◆ **Problem to work on**
With the pictures omitted, write out the entries that follow exactly as they stand.

◆ **Data listing**
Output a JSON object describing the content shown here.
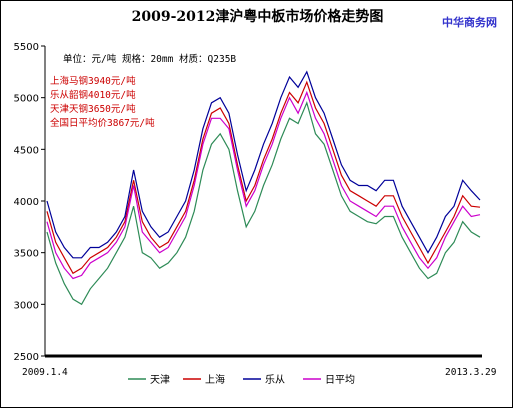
{
  "title": "2009-2012津沪粤中板市场价格走势图",
  "brand": "中华商务网",
  "spec_note": "单位：元/吨 规格：20mm 材质：Q235B",
  "annotations": [
    {
      "text": "上海马钢3940元/吨",
      "color": "#cc0000"
    },
    {
      "text": "乐从韶钢4010元/吨",
      "color": "#cc0000"
    },
    {
      "text": "天津天钢3650元/吨",
      "color": "#cc0000"
    },
    {
      "text": "全国日平均价3867元/吨",
      "color": "#cc0000"
    }
  ],
  "chart_data": {
    "type": "line",
    "title": "2009-2012津沪粤中板市场价格走势图",
    "x_start_label": "2009.1.4",
    "x_end_label": "2013.3.29",
    "ylim": [
      2500,
      5500
    ],
    "yticks": [
      2500,
      3000,
      3500,
      4000,
      4500,
      5000,
      5500
    ],
    "grid": false,
    "legend_position": "bottom",
    "series": [
      {
        "name": "天津",
        "color": "#2e8b57",
        "values": [
          3700,
          3400,
          3200,
          3050,
          3000,
          3150,
          3250,
          3350,
          3500,
          3650,
          3950,
          3500,
          3450,
          3350,
          3400,
          3500,
          3650,
          3900,
          4300,
          4550,
          4650,
          4500,
          4100,
          3750,
          3900,
          4150,
          4350,
          4600,
          4800,
          4750,
          4950,
          4650,
          4550,
          4300,
          4050,
          3900,
          3850,
          3800,
          3780,
          3850,
          3850,
          3650,
          3500,
          3350,
          3250,
          3300,
          3500,
          3600,
          3800,
          3700,
          3650
        ]
      },
      {
        "name": "上海",
        "color": "#cc0000",
        "values": [
          3900,
          3600,
          3450,
          3300,
          3350,
          3450,
          3500,
          3550,
          3650,
          3800,
          4200,
          3800,
          3650,
          3550,
          3600,
          3750,
          3900,
          4200,
          4600,
          4850,
          4900,
          4750,
          4350,
          4000,
          4150,
          4400,
          4600,
          4850,
          5050,
          4950,
          5150,
          4900,
          4750,
          4500,
          4250,
          4100,
          4050,
          4000,
          3950,
          4050,
          4050,
          3850,
          3700,
          3550,
          3400,
          3550,
          3700,
          3850,
          4050,
          3950,
          3940
        ]
      },
      {
        "name": "乐从",
        "color": "#000099",
        "values": [
          4000,
          3700,
          3550,
          3450,
          3450,
          3550,
          3550,
          3600,
          3700,
          3850,
          4300,
          3900,
          3750,
          3650,
          3700,
          3850,
          4000,
          4300,
          4700,
          4950,
          5000,
          4850,
          4450,
          4100,
          4300,
          4550,
          4750,
          5000,
          5200,
          5100,
          5250,
          5000,
          4850,
          4600,
          4350,
          4200,
          4150,
          4150,
          4100,
          4200,
          4200,
          3950,
          3800,
          3650,
          3500,
          3650,
          3850,
          3950,
          4200,
          4100,
          4010
        ]
      },
      {
        "name": "日平均",
        "color": "#cc00cc",
        "values": [
          3800,
          3500,
          3350,
          3250,
          3280,
          3400,
          3450,
          3500,
          3600,
          3750,
          4150,
          3700,
          3600,
          3500,
          3550,
          3700,
          3850,
          4150,
          4550,
          4800,
          4800,
          4700,
          4300,
          3950,
          4100,
          4350,
          4550,
          4800,
          5000,
          4850,
          5050,
          4800,
          4650,
          4400,
          4150,
          4000,
          3950,
          3900,
          3850,
          3950,
          3950,
          3750,
          3600,
          3450,
          3350,
          3450,
          3650,
          3800,
          3950,
          3850,
          3867
        ]
      }
    ]
  }
}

◆ **Reply to the exercise**
Output a JSON object describing the content shown here.
{
  "title": "2009-2012津沪粤中板市场价格走势图",
  "brand": "中华商务网",
  "spec_note": "单位：元/吨 规格：20mm 材质：Q235B",
  "annotations": [
    {
      "text": "上海马钢3940元/吨",
      "color": "#cc0000"
    },
    {
      "text": "乐从韶钢4010元/吨",
      "color": "#cc0000"
    },
    {
      "text": "天津天钢3650元/吨",
      "color": "#cc0000"
    },
    {
      "text": "全国日平均价3867元/吨",
      "color": "#cc0000"
    }
  ],
  "chart_data": {
    "type": "line",
    "title": "2009-2012津沪粤中板市场价格走势图",
    "x_start_label": "2009.1.4",
    "x_end_label": "2013.3.29",
    "ylim": [
      2500,
      5500
    ],
    "yticks": [
      2500,
      3000,
      3500,
      4000,
      4500,
      5000,
      5500
    ],
    "grid": false,
    "legend_position": "bottom",
    "series": [
      {
        "name": "天津",
        "color": "#2e8b57",
        "values": [
          3700,
          3400,
          3200,
          3050,
          3000,
          3150,
          3250,
          3350,
          3500,
          3650,
          3950,
          3500,
          3450,
          3350,
          3400,
          3500,
          3650,
          3900,
          4300,
          4550,
          4650,
          4500,
          4100,
          3750,
          3900,
          4150,
          4350,
          4600,
          4800,
          4750,
          4950,
          4650,
          4550,
          4300,
          4050,
          3900,
          3850,
          3800,
          3780,
          3850,
          3850,
          3650,
          3500,
          3350,
          3250,
          3300,
          3500,
          3600,
          3800,
          3700,
          3650
        ]
      },
      {
        "name": "上海",
        "color": "#cc0000",
        "values": [
          3900,
          3600,
          3450,
          3300,
          3350,
          3450,
          3500,
          3550,
          3650,
          3800,
          4200,
          3800,
          3650,
          3550,
          3600,
          3750,
          3900,
          4200,
          4600,
          4850,
          4900,
          4750,
          4350,
          4000,
          4150,
          4400,
          4600,
          4850,
          5050,
          4950,
          5150,
          4900,
          4750,
          4500,
          4250,
          4100,
          4050,
          4000,
          3950,
          4050,
          4050,
          3850,
          3700,
          3550,
          3400,
          3550,
          3700,
          3850,
          4050,
          3950,
          3940
        ]
      },
      {
        "name": "乐从",
        "color": "#000099",
        "values": [
          4000,
          3700,
          3550,
          3450,
          3450,
          3550,
          3550,
          3600,
          3700,
          3850,
          4300,
          3900,
          3750,
          3650,
          3700,
          3850,
          4000,
          4300,
          4700,
          4950,
          5000,
          4850,
          4450,
          4100,
          4300,
          4550,
          4750,
          5000,
          5200,
          5100,
          5250,
          5000,
          4850,
          4600,
          4350,
          4200,
          4150,
          4150,
          4100,
          4200,
          4200,
          3950,
          3800,
          3650,
          3500,
          3650,
          3850,
          3950,
          4200,
          4100,
          4010
        ]
      },
      {
        "name": "日平均",
        "color": "#cc00cc",
        "values": [
          3800,
          3500,
          3350,
          3250,
          3280,
          3400,
          3450,
          3500,
          3600,
          3750,
          4150,
          3700,
          3600,
          3500,
          3550,
          3700,
          3850,
          4150,
          4550,
          4800,
          4800,
          4700,
          4300,
          3950,
          4100,
          4350,
          4550,
          4800,
          5000,
          4850,
          5050,
          4800,
          4650,
          4400,
          4150,
          4000,
          3950,
          3900,
          3850,
          3950,
          3950,
          3750,
          3600,
          3450,
          3350,
          3450,
          3650,
          3800,
          3950,
          3850,
          3867
        ]
      }
    ]
  }
}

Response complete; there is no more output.